• _Written task_:
Find and copy lines holding "object".

• _Data supplied_:
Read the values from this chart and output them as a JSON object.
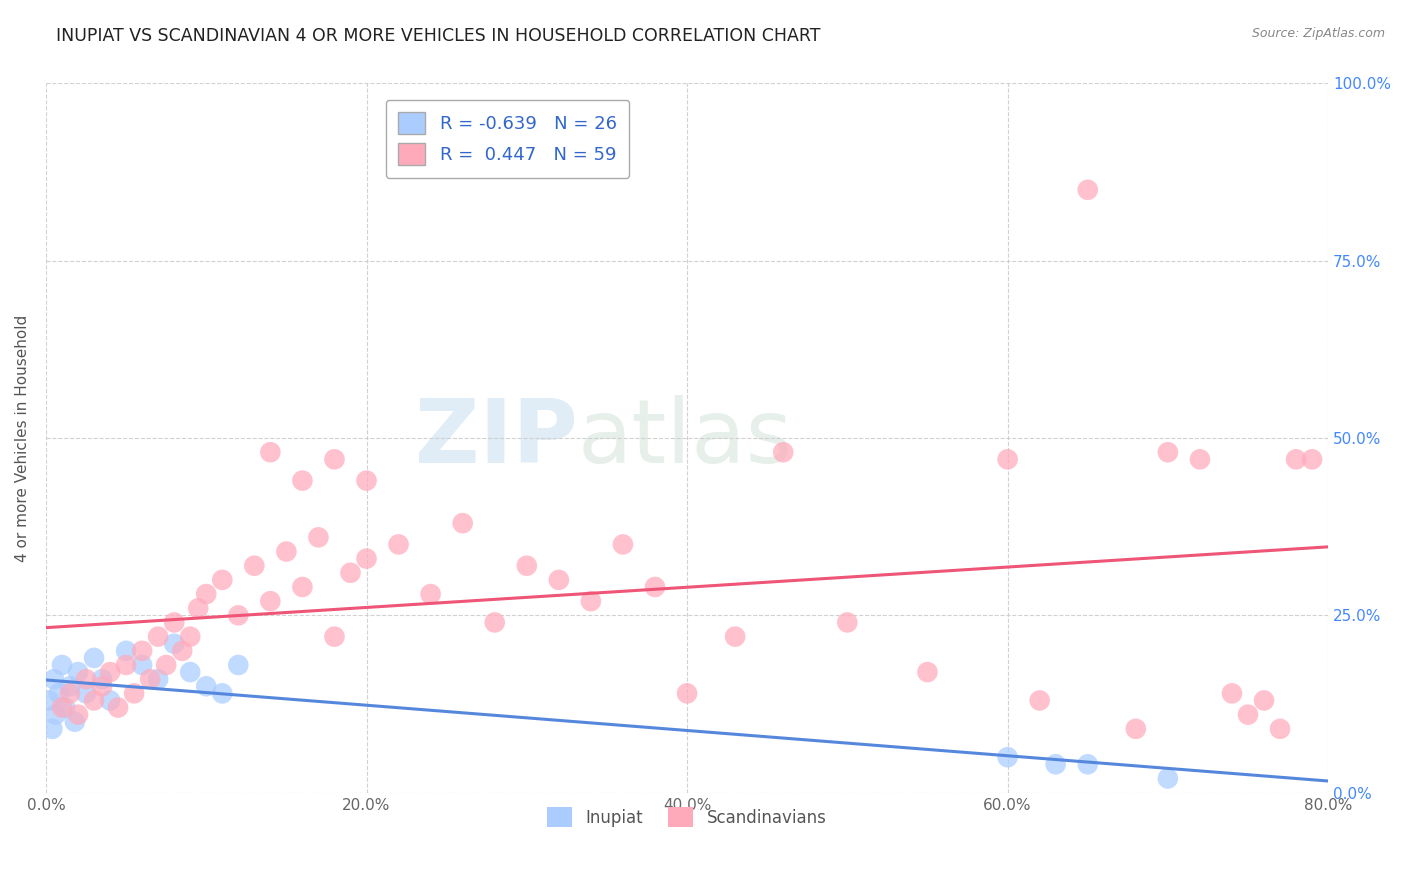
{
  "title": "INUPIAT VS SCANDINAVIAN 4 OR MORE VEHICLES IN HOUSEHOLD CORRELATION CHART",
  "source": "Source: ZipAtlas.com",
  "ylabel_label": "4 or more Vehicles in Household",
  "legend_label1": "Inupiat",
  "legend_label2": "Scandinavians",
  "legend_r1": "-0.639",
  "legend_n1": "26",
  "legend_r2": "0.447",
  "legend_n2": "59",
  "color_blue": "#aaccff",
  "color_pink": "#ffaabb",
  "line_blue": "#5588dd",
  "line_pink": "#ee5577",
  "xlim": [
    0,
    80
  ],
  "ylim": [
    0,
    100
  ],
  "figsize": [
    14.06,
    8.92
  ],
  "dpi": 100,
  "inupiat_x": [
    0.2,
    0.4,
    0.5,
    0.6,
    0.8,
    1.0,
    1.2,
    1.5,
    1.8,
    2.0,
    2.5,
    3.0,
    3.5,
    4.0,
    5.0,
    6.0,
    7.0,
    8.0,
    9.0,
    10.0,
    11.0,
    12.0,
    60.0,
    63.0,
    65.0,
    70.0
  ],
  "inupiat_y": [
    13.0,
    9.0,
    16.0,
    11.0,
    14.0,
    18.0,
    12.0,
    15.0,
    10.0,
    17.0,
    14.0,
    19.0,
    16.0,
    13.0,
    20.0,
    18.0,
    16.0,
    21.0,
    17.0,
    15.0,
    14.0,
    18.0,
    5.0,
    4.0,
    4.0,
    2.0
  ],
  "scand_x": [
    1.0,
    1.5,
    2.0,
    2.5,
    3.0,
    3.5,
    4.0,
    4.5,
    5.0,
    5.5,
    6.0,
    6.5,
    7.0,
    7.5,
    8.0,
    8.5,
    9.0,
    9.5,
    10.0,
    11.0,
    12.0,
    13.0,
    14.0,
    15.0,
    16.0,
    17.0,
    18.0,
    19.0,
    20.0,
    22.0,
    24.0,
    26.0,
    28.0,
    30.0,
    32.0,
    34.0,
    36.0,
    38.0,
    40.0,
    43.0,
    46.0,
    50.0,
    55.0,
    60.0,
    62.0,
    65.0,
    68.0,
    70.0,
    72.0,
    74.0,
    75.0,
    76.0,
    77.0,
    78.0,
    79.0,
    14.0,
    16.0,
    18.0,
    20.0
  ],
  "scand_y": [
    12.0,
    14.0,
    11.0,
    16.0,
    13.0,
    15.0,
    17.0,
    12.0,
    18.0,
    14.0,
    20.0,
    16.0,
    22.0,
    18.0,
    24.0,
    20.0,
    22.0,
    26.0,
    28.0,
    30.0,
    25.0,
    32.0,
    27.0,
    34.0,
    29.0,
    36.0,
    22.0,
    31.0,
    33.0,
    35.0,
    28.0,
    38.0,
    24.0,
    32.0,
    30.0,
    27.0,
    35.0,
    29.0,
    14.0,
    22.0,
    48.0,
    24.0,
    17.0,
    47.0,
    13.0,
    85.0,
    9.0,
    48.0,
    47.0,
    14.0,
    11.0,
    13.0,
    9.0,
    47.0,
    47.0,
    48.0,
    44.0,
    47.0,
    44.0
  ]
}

--

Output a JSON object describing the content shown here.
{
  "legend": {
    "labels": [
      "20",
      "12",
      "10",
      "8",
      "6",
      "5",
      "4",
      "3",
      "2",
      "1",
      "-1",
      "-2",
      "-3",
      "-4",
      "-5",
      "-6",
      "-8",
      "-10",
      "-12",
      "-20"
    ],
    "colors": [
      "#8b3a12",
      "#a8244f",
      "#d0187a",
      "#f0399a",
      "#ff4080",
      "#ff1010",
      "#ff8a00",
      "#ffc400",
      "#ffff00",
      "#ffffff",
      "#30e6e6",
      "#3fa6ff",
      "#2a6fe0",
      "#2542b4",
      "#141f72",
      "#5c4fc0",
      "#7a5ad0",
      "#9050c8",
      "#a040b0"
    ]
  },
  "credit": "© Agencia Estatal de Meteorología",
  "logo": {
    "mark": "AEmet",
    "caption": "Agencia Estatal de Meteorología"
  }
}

• _Task response_:
Read the values from this chart and output them as a JSON object.
Output a JSON object describing the content shown here.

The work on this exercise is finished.